### Task goal
Using the data below, repeat all of it precisely.

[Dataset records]

====

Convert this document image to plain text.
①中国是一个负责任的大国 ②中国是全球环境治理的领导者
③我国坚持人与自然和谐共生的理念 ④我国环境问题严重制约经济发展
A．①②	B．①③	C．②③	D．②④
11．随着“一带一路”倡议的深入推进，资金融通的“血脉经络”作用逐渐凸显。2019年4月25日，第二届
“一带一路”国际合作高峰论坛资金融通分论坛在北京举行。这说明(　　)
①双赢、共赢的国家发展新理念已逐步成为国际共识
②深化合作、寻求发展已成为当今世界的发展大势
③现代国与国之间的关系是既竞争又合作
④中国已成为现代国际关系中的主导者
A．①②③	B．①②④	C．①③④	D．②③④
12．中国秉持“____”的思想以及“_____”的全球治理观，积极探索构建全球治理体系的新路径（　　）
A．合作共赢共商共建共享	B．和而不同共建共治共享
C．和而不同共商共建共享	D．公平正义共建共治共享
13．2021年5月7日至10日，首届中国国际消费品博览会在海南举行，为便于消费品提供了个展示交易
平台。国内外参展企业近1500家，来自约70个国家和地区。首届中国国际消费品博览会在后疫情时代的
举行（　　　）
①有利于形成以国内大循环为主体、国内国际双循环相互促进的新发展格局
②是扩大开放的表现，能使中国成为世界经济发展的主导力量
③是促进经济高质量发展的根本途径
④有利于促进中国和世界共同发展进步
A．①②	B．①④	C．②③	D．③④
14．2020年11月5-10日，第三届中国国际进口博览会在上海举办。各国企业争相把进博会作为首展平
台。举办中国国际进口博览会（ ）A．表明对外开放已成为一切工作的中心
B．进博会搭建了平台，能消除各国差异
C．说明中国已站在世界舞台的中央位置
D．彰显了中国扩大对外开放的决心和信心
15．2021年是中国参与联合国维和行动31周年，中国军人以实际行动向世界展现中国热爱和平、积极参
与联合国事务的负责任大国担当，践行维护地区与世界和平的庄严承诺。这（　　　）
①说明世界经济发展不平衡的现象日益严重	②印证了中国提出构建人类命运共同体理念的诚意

====

### Output below
Convert this document image to plain text.
①中国是一个负责任的大国 ②中国是全球环境治理的领导者
③我国坚持人与自然和谐共生的理念 ④我国环境问题严重制约经济发展
A．①②	B．①③	C．②③	D．②④
11．随着“一带一路”倡议的深入推进，资金融通的“血脉经络”作用逐渐凸显。2019年4月25日，第二届
“一带一路”国际合作高峰论坛资金融通分论坛在北京举行。这说明(　　)
①双赢、共赢的国家发展新理念已逐步成为国际共识
②深化合作、寻求发展已成为当今世界的发展大势
③现代国与国之间的关系是既竞争又合作
④中国已成为现代国际关系中的主导者
A．①②③	B．①②④	C．①③④	D．②③④
12．中国秉持“____”的思想以及“_____”的全球治理观，积极探索构建全球治理体系的新路径（　　）
A．合作共赢共商共建共享	B．和而不同共建共治共享
C．和而不同共商共建共享	D．公平正义共建共治共享
13．2021年5月7日至10日，首届中国国际消费品博览会在海南举行，为便于消费品提供了个展示交易
平台。国内外参展企业近1500家，来自约70个国家和地区。首届中国国际消费品博览会在后疫情时代的
举行（　　　）
①有利于形成以国内大循环为主体、国内国际双循环相互促进的新发展格局
②是扩大开放的表现，能使中国成为世界经济发展的主导力量
③是促进经济高质量发展的根本途径
④有利于促进中国和世界共同发展进步
A．①②	B．①④	C．②③	D．③④
14．2020年11月5-10日，第三届中国国际进口博览会在上海举办。各国企业争相把进博会作为首展平
台。举办中国国际进口博览会（ ）A．表明对外开放已成为一切工作的中心
B．进博会搭建了平台，能消除各国差异
C．说明中国已站在世界舞台的中央位置
D．彰显了中国扩大对外开放的决心和信心
15．2021年是中国参与联合国维和行动31周年，中国军人以实际行动向世界展现中国热爱和平、积极参
与联合国事务的负责任大国担当，践行维护地区与世界和平的庄严承诺。这（　　　）
①说明世界经济发展不平衡的现象日益严重	②印证了中国提出构建人类命运共同体理念的诚意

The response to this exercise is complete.